Challenge:
Transcribe every line, keeping it exact.

[start of Input rows]

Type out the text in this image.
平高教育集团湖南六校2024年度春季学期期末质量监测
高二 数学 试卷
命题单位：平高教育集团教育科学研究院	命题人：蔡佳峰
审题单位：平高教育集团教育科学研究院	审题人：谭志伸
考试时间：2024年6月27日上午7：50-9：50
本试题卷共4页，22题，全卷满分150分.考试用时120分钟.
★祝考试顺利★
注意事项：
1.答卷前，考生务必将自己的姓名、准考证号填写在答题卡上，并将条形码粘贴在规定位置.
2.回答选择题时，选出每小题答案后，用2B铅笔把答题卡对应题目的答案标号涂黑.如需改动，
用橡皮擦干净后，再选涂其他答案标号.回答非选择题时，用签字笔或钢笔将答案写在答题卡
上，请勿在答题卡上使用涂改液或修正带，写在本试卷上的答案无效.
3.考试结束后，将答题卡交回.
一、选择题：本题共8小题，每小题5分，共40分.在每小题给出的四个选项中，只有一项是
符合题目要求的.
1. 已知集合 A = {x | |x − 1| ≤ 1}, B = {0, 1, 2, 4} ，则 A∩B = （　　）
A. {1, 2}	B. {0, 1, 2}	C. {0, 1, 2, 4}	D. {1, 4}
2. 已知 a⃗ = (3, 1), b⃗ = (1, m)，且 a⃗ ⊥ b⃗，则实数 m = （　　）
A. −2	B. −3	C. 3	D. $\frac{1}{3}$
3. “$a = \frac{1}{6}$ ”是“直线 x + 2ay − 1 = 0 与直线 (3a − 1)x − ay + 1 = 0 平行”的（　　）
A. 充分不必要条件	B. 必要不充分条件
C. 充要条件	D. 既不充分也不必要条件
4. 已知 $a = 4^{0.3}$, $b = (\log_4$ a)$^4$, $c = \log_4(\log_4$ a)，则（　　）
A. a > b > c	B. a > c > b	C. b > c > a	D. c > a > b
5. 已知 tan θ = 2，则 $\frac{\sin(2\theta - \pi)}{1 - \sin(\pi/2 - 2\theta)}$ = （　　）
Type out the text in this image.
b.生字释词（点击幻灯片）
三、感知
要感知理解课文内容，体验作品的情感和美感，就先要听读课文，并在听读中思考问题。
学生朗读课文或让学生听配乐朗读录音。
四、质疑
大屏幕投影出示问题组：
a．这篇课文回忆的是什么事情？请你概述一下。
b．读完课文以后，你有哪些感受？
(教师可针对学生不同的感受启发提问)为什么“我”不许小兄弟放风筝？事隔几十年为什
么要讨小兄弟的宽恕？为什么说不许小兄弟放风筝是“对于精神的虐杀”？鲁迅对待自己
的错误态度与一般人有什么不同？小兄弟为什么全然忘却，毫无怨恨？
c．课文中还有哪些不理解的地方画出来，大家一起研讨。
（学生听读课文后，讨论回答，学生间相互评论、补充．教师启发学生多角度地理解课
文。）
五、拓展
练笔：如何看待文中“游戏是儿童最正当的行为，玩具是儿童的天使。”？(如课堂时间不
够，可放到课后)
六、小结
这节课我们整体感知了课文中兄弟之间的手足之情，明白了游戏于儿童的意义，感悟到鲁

[end of Input rows]

Response:
Type out the text in this image.
平高教育集团湖南六校2024年度春季学期期末质量监测
高二 数学 试卷
命题单位：平高教育集团教育科学研究院	命题人：蔡佳峰
审题单位：平高教育集团教育科学研究院	审题人：谭志伸
考试时间：2024年6月27日上午7：50-9：50
本试题卷共4页，22题，全卷满分150分.考试用时120分钟.
★祝考试顺利★
注意事项：
1.答卷前，考生务必将自己的姓名、准考证号填写在答题卡上，并将条形码粘贴在规定位置.
2.回答选择题时，选出每小题答案后，用2B铅笔把答题卡对应题目的答案标号涂黑.如需改动，
用橡皮擦干净后，再选涂其他答案标号.回答非选择题时，用签字笔或钢笔将答案写在答题卡
上，请勿在答题卡上使用涂改液或修正带，写在本试卷上的答案无效.
3.考试结束后，将答题卡交回.
一、选择题：本题共8小题，每小题5分，共40分.在每小题给出的四个选项中，只有一项是
符合题目要求的.
1. 已知集合 A = {x | |x − 1| ≤ 1}, B = {0, 1, 2, 4} ，则 A∩B = （　　）
A. {1, 2}	B. {0, 1, 2}	C. {0, 1, 2, 4}	D. {1, 4}
2. 已知 a⃗ = (3, 1), b⃗ = (1, m)，且 a⃗ ⊥ b⃗，则实数 m = （　　）
A. −2	B. −3	C. 3	D. $\frac{1}{3}$
3. “$a = \frac{1}{6}$ ”是“直线 x + 2ay − 1 = 0 与直线 (3a − 1)x − ay + 1 = 0 平行”的（　　）
A. 充分不必要条件	B. 必要不充分条件
C. 充要条件	D. 既不充分也不必要条件
4. 已知 $a = 4^{0.3}$, $b = (\log_4$ a)$^4$, $c = \log_4(\log_4$ a)，则（　　）
A. a > b > c	B. a > c > b	C. b > c > a	D. c > a > b
5. 已知 tan θ = 2，则 $\frac{\sin(2\theta - \pi)}{1 - \sin(\pi/2 - 2\theta)}$ = （　　）
Type out the text in this image.
b.生字释词（点击幻灯片）
三、感知
要感知理解课文内容，体验作品的情感和美感，就先要听读课文，并在听读中思考问题。
学生朗读课文或让学生听配乐朗读录音。
四、质疑
大屏幕投影出示问题组：
a．这篇课文回忆的是什么事情？请你概述一下。
b．读完课文以后，你有哪些感受？
(教师可针对学生不同的感受启发提问)为什么“我”不许小兄弟放风筝？事隔几十年为什
么要讨小兄弟的宽恕？为什么说不许小兄弟放风筝是“对于精神的虐杀”？鲁迅对待自己
的错误态度与一般人有什么不同？小兄弟为什么全然忘却，毫无怨恨？
c．课文中还有哪些不理解的地方画出来，大家一起研讨。
（学生听读课文后，讨论回答，学生间相互评论、补充．教师启发学生多角度地理解课
文。）
五、拓展
练笔：如何看待文中“游戏是儿童最正当的行为，玩具是儿童的天使。”？(如课堂时间不
够，可放到课后)
六、小结
这节课我们整体感知了课文中兄弟之间的手足之情，明白了游戏于儿童的意义，感悟到鲁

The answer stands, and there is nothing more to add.